• [Material provided]
------------------------------------------------------------------------
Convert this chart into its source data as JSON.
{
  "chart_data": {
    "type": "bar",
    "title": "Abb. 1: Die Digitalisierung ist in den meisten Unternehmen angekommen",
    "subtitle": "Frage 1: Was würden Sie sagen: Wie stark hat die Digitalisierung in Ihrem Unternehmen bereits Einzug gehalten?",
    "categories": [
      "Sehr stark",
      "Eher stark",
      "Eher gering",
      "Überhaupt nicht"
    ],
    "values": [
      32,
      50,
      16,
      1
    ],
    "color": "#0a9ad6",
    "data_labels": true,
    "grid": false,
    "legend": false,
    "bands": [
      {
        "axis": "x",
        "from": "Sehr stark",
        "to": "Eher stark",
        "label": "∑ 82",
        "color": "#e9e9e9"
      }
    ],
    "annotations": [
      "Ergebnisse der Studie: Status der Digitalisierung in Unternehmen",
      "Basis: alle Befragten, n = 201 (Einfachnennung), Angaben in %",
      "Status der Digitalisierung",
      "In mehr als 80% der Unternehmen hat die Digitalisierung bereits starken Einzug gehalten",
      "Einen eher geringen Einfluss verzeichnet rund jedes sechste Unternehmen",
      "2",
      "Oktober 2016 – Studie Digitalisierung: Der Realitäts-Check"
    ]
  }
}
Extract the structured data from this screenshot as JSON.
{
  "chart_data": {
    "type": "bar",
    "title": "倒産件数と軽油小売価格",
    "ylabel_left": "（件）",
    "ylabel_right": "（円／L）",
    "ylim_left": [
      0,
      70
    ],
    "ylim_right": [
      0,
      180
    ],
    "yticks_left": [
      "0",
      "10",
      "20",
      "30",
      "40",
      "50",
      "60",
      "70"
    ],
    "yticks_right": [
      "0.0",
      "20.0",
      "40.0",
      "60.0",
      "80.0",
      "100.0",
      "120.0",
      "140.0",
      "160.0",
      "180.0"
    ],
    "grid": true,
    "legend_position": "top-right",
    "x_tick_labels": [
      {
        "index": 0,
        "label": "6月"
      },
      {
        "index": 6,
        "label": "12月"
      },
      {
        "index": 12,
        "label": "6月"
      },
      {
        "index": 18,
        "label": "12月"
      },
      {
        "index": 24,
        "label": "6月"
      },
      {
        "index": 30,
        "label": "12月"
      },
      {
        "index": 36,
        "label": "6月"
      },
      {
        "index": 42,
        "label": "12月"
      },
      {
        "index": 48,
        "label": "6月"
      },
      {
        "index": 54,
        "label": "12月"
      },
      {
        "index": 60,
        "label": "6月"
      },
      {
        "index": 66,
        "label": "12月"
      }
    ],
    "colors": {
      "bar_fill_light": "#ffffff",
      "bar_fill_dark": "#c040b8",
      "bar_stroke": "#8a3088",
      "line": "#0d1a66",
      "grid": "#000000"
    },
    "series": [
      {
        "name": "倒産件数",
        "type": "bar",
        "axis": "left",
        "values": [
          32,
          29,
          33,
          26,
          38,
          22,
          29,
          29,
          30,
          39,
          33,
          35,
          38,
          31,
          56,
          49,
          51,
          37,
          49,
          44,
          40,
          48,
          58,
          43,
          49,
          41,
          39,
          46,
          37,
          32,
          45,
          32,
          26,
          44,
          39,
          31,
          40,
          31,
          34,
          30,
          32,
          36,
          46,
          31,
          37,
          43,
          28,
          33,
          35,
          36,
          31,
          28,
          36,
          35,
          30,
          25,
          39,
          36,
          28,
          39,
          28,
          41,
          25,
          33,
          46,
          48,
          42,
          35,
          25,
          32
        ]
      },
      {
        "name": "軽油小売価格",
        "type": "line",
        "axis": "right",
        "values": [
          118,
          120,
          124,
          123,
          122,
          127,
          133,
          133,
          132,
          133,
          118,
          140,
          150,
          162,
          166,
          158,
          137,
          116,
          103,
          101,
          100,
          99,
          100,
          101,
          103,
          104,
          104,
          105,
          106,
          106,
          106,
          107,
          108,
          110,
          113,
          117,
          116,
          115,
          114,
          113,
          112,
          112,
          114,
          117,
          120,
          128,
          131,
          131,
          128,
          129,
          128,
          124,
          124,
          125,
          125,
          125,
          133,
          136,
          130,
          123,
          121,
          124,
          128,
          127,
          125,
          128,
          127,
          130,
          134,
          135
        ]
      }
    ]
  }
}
------------------------------------------------------------------------
Copy every line verbatim.

• [Problem solution]
Convert this chart into its source data as JSON.
{
  "chart_data": {
    "type": "bar",
    "title": "Abb. 1: Die Digitalisierung ist in den meisten Unternehmen angekommen",
    "subtitle": "Frage 1: Was würden Sie sagen: Wie stark hat die Digitalisierung in Ihrem Unternehmen bereits Einzug gehalten?",
    "categories": [
      "Sehr stark",
      "Eher stark",
      "Eher gering",
      "Überhaupt nicht"
    ],
    "values": [
      32,
      50,
      16,
      1
    ],
    "color": "#0a9ad6",
    "data_labels": true,
    "grid": false,
    "legend": false,
    "bands": [
      {
        "axis": "x",
        "from": "Sehr stark",
        "to": "Eher stark",
        "label": "∑ 82",
        "color": "#e9e9e9"
      }
    ],
    "annotations": [
      "Ergebnisse der Studie: Status der Digitalisierung in Unternehmen",
      "Basis: alle Befragten, n = 201 (Einfachnennung), Angaben in %",
      "Status der Digitalisierung",
      "In mehr als 80% der Unternehmen hat die Digitalisierung bereits starken Einzug gehalten",
      "Einen eher geringen Einfluss verzeichnet rund jedes sechste Unternehmen",
      "2",
      "Oktober 2016 – Studie Digitalisierung: Der Realitäts-Check"
    ]
  }
}
Extract the structured data from this screenshot as JSON.
{
  "chart_data": {
    "type": "bar",
    "title": "倒産件数と軽油小売価格",
    "ylabel_left": "（件）",
    "ylabel_right": "（円／L）",
    "ylim_left": [
      0,
      70
    ],
    "ylim_right": [
      0,
      180
    ],
    "yticks_left": [
      "0",
      "10",
      "20",
      "30",
      "40",
      "50",
      "60",
      "70"
    ],
    "yticks_right": [
      "0.0",
      "20.0",
      "40.0",
      "60.0",
      "80.0",
      "100.0",
      "120.0",
      "140.0",
      "160.0",
      "180.0"
    ],
    "grid": true,
    "legend_position": "top-right",
    "x_tick_labels": [
      {
        "index": 0,
        "label": "6月"
      },
      {
        "index": 6,
        "label": "12月"
      },
      {
        "index": 12,
        "label": "6月"
      },
      {
        "index": 18,
        "label": "12月"
      },
      {
        "index": 24,
        "label": "6月"
      },
      {
        "index": 30,
        "label": "12月"
      },
      {
        "index": 36,
        "label": "6月"
      },
      {
        "index": 42,
        "label": "12月"
      },
      {
        "index": 48,
        "label": "6月"
      },
      {
        "index": 54,
        "label": "12月"
      },
      {
        "index": 60,
        "label": "6月"
      },
      {
        "index": 66,
        "label": "12月"
      }
    ],
    "colors": {
      "bar_fill_light": "#ffffff",
      "bar_fill_dark": "#c040b8",
      "bar_stroke": "#8a3088",
      "line": "#0d1a66",
      "grid": "#000000"
    },
    "series": [
      {
        "name": "倒産件数",
        "type": "bar",
        "axis": "left",
        "values": [
          32,
          29,
          33,
          26,
          38,
          22,
          29,
          29,
          30,
          39,
          33,
          35,
          38,
          31,
          56,
          49,
          51,
          37,
          49,
          44,
          40,
          48,
          58,
          43,
          49,
          41,
          39,
          46,
          37,
          32,
          45,
          32,
          26,
          44,
          39,
          31,
          40,
          31,
          34,
          30,
          32,
          36,
          46,
          31,
          37,
          43,
          28,
          33,
          35,
          36,
          31,
          28,
          36,
          35,
          30,
          25,
          39,
          36,
          28,
          39,
          28,
          41,
          25,
          33,
          46,
          48,
          42,
          35,
          25,
          32
        ]
      },
      {
        "name": "軽油小売価格",
        "type": "line",
        "axis": "right",
        "values": [
          118,
          120,
          124,
          123,
          122,
          127,
          133,
          133,
          132,
          133,
          118,
          140,
          150,
          162,
          166,
          158,
          137,
          116,
          103,
          101,
          100,
          99,
          100,
          101,
          103,
          104,
          104,
          105,
          106,
          106,
          106,
          107,
          108,
          110,
          113,
          117,
          116,
          115,
          114,
          113,
          112,
          112,
          114,
          117,
          120,
          128,
          131,
          131,
          128,
          129,
          128,
          124,
          124,
          125,
          125,
          125,
          133,
          136,
          130,
          123,
          121,
          124,
          128,
          127,
          125,
          128,
          127,
          130,
          134,
          135
        ]
      }
    ]
  }
}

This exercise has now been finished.